### GOAL OF THE EXERCISE
Among the entries below, find the lines with "income" and copy them.

### DATASET

******

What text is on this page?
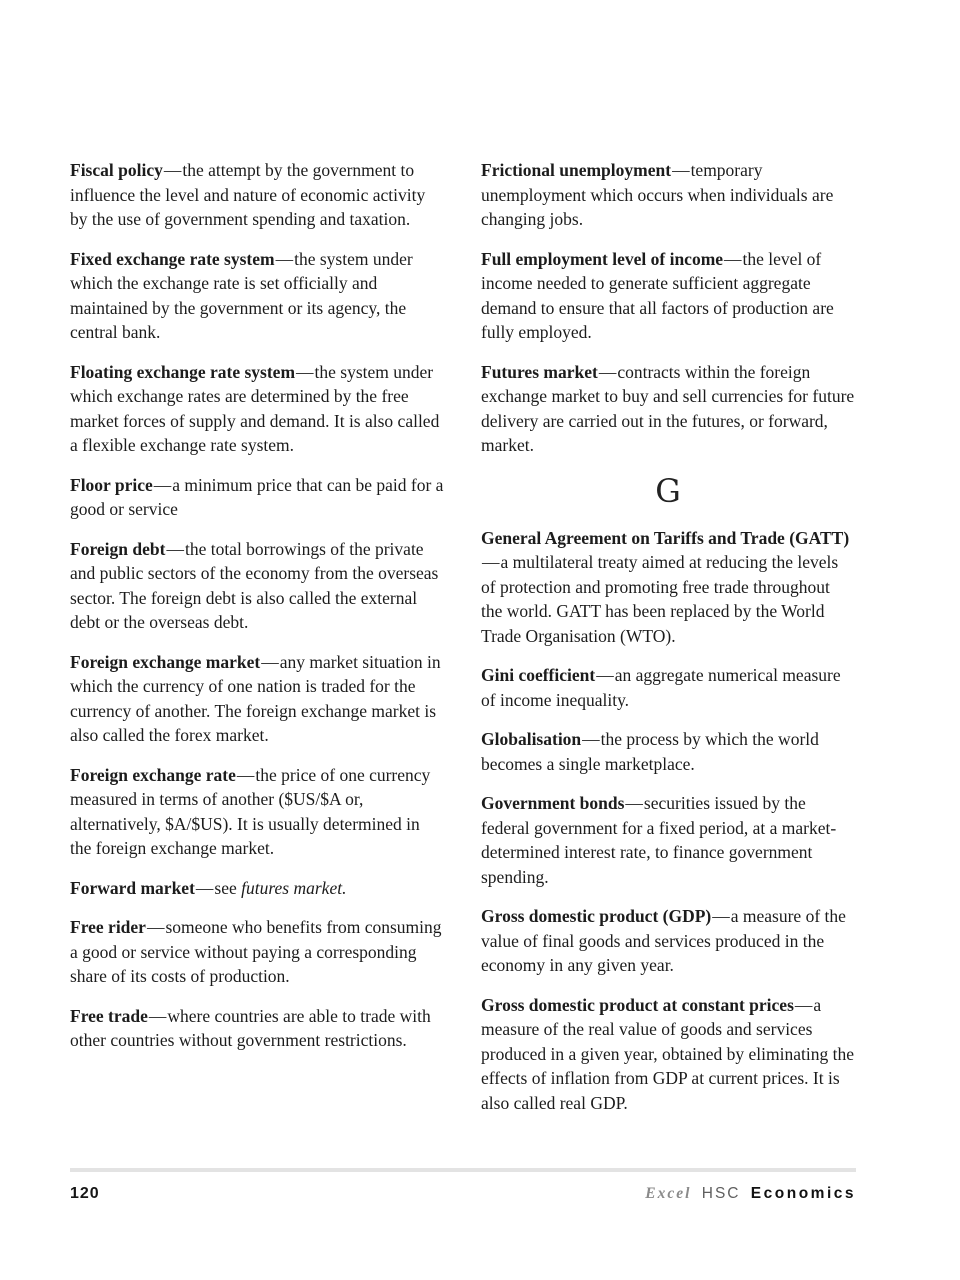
Fiscal policy—the attempt by the government to influence the level and nature of economic activity by the use of government spending and taxation.

Fixed exchange rate system—the system under which the exchange rate is set officially and maintained by the government or its agency, the central bank.

Floating exchange rate system—the system under which exchange rates are determined by the free market forces of supply and demand. It is also called a flexible exchange rate system.

Floor price—a minimum price that can be paid for a good or service

Foreign debt—the total borrowings of the private and public sectors of the economy from the overseas sector. The foreign debt is also called the external debt or the overseas debt.

Foreign exchange market—any market situation in which the currency of one nation is traded for the currency of another. The foreign exchange market is also called the forex market.

Foreign exchange rate—the price of one currency measured in terms of another ($US/$A or, alternatively, $A/$US). It is usually determined in the foreign exchange market.

Forward market—see futures market.

Free rider—someone who benefits from consuming a good or service without paying a corresponding share of its costs of production.

Free trade—where countries are able to trade with other countries without government restrictions.

Frictional unemployment—temporary unemployment which occurs when individuals are changing jobs.

Full employment level of income—the level of income needed to generate sufficient aggregate demand to ensure that all factors of production are fully employed.

Futures market—contracts within the foreign exchange market to buy and sell currencies for future delivery are carried out in the futures, or forward, market.

G

General Agreement on Tariffs and Trade (GATT)—a multilateral treaty aimed at reducing the levels of protection and promoting free trade throughout the world. GATT has been replaced by the World Trade Organisation (WTO).

Gini coefficient—an aggregate numerical measure of income inequality.

Globalisation—the process by which the world becomes a single marketplace.

Government bonds—securities issued by the federal government for a fixed period, at a market-determined interest rate, to finance government spending.

Gross domestic product (GDP)—a measure of the value of final goods and services produced in the economy in any given year.

Gross domestic product at constant prices—a measure of the real value of goods and services produced in a given year, obtained by eliminating the effects of inflation from GDP at current prices. It is also called real GDP.

120	Excel HSC Economics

******

### SOLUTION TO THE PROBLEM
Full employment level of income—the level of income needed to generate sufficient aggregate demand to ensure that all factors of production are fully employed.
Gini coefficient—an aggregate numerical measure of income inequality.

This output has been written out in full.